> EXERCISE DETAILS
Only a number is wanted: how many lines in the records below contain "marker"?

** START OF MATERIAL PROVIDED **

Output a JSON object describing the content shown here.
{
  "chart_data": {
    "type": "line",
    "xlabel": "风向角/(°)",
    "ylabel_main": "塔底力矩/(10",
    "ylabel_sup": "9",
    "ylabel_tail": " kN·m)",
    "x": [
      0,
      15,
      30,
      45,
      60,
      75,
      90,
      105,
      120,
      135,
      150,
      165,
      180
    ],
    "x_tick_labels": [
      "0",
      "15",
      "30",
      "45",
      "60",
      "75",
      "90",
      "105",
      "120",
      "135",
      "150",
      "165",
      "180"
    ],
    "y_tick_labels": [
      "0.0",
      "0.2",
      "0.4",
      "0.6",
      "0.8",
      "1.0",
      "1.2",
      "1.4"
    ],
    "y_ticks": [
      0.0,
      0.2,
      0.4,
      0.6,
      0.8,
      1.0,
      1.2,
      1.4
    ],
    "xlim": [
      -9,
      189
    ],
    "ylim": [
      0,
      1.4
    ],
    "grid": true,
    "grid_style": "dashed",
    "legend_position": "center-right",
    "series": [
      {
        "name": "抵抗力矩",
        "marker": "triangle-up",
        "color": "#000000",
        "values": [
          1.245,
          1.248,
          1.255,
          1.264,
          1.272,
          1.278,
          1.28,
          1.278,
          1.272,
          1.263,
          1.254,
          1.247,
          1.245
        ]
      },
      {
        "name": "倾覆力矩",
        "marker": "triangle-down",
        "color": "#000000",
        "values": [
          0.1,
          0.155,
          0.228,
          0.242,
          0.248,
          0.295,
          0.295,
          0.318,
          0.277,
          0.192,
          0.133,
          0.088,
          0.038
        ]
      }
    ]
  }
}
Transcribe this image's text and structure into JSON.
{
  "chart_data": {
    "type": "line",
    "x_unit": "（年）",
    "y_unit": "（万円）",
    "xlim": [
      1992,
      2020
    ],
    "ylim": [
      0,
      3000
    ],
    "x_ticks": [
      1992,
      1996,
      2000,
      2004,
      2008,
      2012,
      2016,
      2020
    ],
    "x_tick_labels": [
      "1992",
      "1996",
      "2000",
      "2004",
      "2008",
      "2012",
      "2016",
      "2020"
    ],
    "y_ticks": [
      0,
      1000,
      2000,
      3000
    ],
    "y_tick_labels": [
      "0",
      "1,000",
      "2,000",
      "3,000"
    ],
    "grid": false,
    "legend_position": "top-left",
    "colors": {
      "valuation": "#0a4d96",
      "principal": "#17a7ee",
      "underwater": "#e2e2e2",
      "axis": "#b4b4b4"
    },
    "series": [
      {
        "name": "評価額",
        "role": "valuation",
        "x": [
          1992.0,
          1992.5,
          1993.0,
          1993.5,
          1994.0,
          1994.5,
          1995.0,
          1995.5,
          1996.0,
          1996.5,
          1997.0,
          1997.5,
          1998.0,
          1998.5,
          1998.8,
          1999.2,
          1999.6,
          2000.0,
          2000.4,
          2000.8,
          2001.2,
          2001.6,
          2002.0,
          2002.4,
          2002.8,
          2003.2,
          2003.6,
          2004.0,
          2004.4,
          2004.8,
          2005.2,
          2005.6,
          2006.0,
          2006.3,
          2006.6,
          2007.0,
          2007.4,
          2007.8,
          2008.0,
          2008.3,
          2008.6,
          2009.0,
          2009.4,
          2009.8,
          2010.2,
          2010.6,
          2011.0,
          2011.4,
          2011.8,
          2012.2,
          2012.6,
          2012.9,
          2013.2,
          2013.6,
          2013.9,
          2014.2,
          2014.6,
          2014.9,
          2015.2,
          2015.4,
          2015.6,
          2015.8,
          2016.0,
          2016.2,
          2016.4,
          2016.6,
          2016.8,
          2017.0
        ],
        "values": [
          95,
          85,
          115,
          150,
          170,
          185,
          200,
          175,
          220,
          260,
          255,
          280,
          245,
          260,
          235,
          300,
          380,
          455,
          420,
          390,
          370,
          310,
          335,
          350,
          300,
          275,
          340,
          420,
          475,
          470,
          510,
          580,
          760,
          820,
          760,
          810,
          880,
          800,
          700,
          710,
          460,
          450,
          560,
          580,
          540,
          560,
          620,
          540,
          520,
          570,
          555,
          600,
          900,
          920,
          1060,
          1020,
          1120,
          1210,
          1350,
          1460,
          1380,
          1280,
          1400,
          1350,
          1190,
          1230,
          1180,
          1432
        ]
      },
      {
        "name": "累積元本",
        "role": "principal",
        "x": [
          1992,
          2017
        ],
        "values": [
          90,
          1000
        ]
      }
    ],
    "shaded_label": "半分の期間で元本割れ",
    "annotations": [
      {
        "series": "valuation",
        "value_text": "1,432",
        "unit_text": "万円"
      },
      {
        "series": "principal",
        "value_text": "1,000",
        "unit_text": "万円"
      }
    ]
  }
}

** END OF MATERIAL PROVIDED **

> SOLUTION
2